(Rows from a dataset)
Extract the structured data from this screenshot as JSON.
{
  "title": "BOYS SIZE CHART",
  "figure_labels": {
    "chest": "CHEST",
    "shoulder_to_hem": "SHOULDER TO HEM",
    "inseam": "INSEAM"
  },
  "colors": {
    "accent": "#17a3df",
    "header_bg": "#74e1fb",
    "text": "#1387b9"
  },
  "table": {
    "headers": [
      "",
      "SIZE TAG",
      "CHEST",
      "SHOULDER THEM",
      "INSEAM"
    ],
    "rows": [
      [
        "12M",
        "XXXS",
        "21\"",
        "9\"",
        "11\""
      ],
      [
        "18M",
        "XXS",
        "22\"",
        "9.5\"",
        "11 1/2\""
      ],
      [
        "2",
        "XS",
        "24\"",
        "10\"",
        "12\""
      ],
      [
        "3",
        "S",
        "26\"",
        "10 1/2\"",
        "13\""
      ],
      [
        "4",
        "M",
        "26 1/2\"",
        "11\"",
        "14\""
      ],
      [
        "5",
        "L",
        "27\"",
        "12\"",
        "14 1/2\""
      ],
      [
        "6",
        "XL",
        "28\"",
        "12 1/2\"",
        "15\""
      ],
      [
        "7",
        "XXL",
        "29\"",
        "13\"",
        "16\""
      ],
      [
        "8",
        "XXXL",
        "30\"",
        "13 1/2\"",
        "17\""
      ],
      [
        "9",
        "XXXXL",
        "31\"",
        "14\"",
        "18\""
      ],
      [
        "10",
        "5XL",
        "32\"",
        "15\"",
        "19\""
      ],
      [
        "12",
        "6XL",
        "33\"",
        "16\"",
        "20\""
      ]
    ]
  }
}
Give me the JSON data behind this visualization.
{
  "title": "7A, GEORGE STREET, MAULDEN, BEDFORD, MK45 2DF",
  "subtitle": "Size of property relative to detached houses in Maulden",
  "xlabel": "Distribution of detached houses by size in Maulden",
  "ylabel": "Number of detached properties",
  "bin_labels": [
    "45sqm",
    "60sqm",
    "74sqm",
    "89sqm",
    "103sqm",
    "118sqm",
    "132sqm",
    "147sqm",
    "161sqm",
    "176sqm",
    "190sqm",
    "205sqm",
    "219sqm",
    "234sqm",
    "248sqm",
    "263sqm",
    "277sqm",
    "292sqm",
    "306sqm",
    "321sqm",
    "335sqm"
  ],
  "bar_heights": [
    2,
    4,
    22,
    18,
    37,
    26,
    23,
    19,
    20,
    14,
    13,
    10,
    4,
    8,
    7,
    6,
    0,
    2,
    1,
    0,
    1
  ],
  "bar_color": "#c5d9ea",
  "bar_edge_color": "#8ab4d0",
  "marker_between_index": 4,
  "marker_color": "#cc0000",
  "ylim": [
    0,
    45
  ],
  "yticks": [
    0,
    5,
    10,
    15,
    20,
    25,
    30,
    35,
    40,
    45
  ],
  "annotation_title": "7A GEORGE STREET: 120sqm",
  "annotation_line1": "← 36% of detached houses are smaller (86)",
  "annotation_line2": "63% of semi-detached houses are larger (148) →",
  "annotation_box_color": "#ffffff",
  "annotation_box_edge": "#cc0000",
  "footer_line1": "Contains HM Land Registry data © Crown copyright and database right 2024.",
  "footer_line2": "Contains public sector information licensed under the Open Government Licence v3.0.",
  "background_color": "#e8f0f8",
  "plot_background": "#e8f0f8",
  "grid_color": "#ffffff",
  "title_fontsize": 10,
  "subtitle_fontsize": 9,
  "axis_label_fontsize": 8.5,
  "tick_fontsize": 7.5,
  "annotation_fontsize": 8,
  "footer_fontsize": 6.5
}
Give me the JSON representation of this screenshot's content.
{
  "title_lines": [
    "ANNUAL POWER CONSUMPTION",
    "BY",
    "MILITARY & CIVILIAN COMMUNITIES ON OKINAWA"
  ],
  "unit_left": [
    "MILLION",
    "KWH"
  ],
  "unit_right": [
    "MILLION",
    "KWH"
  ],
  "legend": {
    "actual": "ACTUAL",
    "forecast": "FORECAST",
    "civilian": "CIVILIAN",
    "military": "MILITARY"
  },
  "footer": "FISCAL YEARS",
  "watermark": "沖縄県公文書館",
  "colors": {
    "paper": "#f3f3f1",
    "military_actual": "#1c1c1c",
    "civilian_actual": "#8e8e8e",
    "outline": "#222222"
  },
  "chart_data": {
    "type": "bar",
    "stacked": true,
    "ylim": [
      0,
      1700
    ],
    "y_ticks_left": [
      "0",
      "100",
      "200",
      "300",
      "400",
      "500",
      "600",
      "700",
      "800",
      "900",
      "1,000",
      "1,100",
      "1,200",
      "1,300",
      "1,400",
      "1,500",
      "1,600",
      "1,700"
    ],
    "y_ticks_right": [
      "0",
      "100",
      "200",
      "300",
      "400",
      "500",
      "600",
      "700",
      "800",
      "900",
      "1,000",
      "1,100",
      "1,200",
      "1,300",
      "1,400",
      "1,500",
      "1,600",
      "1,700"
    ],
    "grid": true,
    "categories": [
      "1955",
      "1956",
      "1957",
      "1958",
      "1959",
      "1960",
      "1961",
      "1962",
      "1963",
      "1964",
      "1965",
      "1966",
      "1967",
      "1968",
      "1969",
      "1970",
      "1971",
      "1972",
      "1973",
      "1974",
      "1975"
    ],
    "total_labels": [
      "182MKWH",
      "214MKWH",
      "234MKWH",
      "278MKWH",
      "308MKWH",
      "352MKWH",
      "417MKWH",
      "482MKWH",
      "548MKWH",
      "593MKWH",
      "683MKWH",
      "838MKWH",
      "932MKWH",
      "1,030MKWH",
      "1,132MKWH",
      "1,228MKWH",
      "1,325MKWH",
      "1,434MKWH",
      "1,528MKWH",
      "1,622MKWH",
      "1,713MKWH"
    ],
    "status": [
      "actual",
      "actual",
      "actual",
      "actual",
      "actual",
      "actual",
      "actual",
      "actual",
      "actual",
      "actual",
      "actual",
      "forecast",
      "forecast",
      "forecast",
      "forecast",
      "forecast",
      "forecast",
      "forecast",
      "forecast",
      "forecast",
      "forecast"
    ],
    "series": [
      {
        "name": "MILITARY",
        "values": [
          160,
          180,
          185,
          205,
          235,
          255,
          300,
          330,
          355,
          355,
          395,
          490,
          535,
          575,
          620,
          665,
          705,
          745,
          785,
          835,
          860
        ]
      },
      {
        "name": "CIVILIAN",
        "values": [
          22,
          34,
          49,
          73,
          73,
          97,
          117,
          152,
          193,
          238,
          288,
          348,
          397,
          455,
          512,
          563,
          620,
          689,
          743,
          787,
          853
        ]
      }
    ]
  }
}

§ **Task**
How many of the lines above include the word "Give"? Respond with the number alone.

§ **Complete answer**
2